* Work to complete
In the listing below, find every line containing "page" and copy it out.

* Input for this task

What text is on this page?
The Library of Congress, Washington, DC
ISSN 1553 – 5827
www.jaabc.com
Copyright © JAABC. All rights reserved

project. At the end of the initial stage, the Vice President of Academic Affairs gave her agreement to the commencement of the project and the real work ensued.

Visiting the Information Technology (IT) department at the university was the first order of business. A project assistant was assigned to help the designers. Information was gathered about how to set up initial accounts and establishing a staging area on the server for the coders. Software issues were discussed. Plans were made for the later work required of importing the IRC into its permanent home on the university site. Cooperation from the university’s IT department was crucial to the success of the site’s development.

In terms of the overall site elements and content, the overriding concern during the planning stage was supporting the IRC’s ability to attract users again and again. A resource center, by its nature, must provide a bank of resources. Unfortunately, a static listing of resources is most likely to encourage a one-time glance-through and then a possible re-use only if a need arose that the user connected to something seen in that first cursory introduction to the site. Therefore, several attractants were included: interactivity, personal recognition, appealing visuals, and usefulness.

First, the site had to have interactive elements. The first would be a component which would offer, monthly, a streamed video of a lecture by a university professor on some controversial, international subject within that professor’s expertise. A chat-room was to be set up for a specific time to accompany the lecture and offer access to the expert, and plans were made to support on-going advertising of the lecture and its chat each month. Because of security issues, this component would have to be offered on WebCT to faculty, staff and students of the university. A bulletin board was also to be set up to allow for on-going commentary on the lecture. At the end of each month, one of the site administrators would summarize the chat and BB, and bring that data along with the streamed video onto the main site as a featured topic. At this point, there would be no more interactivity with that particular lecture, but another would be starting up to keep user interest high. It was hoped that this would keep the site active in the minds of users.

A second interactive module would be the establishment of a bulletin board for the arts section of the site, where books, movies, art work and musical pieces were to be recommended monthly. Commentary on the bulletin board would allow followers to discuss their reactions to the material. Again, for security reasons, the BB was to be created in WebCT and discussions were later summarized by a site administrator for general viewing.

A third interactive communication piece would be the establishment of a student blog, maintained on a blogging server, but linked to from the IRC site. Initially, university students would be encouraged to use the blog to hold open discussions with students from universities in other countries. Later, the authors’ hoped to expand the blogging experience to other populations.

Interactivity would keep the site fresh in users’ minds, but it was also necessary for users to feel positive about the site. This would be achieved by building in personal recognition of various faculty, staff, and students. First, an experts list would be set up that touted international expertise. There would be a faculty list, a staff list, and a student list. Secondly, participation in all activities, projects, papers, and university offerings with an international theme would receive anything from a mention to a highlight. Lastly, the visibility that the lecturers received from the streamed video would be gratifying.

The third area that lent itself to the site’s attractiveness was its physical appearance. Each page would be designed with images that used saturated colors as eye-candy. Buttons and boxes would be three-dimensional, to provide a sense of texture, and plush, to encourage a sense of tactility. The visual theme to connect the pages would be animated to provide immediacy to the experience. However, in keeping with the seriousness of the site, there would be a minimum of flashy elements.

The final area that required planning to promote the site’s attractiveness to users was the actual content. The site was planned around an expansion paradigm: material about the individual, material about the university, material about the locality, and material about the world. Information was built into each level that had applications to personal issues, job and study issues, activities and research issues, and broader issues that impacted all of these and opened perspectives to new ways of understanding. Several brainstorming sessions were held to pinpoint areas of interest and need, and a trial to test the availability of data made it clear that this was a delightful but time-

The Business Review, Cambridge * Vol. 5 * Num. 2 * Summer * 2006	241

* Correct response
What text is on this page?
The third area that lent itself to the site’s attractiveness was its physical appearance. Each page would be designed with images that used saturated colors as eye-candy. Buttons and boxes would be three-dimensional, to provide a sense of texture, and plush, to encourage a sense of tactility. The visual theme to connect the pages would be animated to provide immediacy to the experience. However, in keeping with the seriousness of the site, there would be a minimum of flashy elements.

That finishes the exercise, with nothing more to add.